▸ EXERCISE DETAILS
The records should be written out in full, with nothing altered.

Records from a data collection
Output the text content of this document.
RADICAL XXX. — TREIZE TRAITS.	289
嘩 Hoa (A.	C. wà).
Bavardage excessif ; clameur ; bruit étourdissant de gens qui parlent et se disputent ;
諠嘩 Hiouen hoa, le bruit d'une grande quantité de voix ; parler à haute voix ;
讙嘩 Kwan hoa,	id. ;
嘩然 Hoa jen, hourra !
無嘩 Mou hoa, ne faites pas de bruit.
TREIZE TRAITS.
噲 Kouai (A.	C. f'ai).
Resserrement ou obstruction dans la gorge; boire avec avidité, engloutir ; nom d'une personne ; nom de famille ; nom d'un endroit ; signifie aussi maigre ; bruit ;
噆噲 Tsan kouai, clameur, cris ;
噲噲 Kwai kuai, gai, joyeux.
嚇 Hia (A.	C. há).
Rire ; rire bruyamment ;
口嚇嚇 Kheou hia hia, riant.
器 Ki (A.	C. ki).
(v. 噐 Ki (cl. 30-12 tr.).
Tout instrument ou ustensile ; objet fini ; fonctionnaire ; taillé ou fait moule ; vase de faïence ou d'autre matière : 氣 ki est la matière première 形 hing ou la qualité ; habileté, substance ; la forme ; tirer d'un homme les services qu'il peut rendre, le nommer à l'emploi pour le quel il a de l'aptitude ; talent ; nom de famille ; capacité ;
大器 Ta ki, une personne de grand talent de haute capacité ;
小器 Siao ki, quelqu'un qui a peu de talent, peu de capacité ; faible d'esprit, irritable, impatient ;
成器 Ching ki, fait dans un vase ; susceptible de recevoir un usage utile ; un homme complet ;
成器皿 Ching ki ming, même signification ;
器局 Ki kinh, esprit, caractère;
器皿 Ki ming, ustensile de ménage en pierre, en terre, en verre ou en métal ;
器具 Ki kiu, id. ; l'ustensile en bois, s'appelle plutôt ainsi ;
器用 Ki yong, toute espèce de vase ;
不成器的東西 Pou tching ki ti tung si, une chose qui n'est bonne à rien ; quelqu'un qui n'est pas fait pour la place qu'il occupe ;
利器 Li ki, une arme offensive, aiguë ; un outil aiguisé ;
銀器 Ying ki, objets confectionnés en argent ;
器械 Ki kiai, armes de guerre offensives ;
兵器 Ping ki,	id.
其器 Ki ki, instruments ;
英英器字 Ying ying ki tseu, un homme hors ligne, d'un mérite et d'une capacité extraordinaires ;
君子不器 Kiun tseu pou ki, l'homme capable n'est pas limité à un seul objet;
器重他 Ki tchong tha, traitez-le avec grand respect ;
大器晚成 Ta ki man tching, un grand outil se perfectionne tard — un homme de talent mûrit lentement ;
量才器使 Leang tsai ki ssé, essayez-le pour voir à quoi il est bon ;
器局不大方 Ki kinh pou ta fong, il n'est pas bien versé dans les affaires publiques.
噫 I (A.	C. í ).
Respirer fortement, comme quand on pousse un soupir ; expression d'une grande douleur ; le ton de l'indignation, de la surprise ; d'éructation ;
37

▸ FINAL ANSWER
Output the text content of this document.
RADICAL XXX. — TREIZE TRAITS.	289
嘩 Hoa (A.	C. wà).
Bavardage excessif ; clameur ; bruit étourdissant de gens qui parlent et se disputent ;
諠嘩 Hiouen hoa, le bruit d'une grande quantité de voix ; parler à haute voix ;
讙嘩 Kwan hoa,	id. ;
嘩然 Hoa jen, hourra !
無嘩 Mou hoa, ne faites pas de bruit.
TREIZE TRAITS.
噲 Kouai (A.	C. f'ai).
Resserrement ou obstruction dans la gorge; boire avec avidité, engloutir ; nom d'une personne ; nom de famille ; nom d'un endroit ; signifie aussi maigre ; bruit ;
噆噲 Tsan kouai, clameur, cris ;
噲噲 Kwai kuai, gai, joyeux.
嚇 Hia (A.	C. há).
Rire ; rire bruyamment ;
口嚇嚇 Kheou hia hia, riant.
器 Ki (A.	C. ki).
(v. 噐 Ki (cl. 30-12 tr.).
Tout instrument ou ustensile ; objet fini ; fonctionnaire ; taillé ou fait moule ; vase de faïence ou d'autre matière : 氣 ki est la matière première 形 hing ou la qualité ; habileté, substance ; la forme ; tirer d'un homme les services qu'il peut rendre, le nommer à l'emploi pour le quel il a de l'aptitude ; talent ; nom de famille ; capacité ;
大器 Ta ki, une personne de grand talent de haute capacité ;
小器 Siao ki, quelqu'un qui a peu de talent, peu de capacité ; faible d'esprit, irritable, impatient ;
成器 Ching ki, fait dans un vase ; susceptible de recevoir un usage utile ; un homme complet ;
成器皿 Ching ki ming, même signification ;
器局 Ki kinh, esprit, caractère;
器皿 Ki ming, ustensile de ménage en pierre, en terre, en verre ou en métal ;
器具 Ki kiu, id. ; l'ustensile en bois, s'appelle plutôt ainsi ;
器用 Ki yong, toute espèce de vase ;
不成器的東西 Pou tching ki ti tung si, une chose qui n'est bonne à rien ; quelqu'un qui n'est pas fait pour la place qu'il occupe ;
利器 Li ki, une arme offensive, aiguë ; un outil aiguisé ;
銀器 Ying ki, objets confectionnés en argent ;
器械 Ki kiai, armes de guerre offensives ;
兵器 Ping ki,	id.
其器 Ki ki, instruments ;
英英器字 Ying ying ki tseu, un homme hors ligne, d'un mérite et d'une capacité extraordinaires ;
君子不器 Kiun tseu pou ki, l'homme capable n'est pas limité à un seul objet;
器重他 Ki tchong tha, traitez-le avec grand respect ;
大器晚成 Ta ki man tching, un grand outil se perfectionne tard — un homme de talent mûrit lentement ;
量才器使 Leang tsai ki ssé, essayez-le pour voir à quoi il est bon ;
器局不大方 Ki kinh pou ta fong, il n'est pas bien versé dans les affaires publiques.
噫 I (A.	C. í ).
Respirer fortement, comme quand on pousse un soupir ; expression d'une grande douleur ; le ton de l'indignation, de la surprise ; d'éructation ;
37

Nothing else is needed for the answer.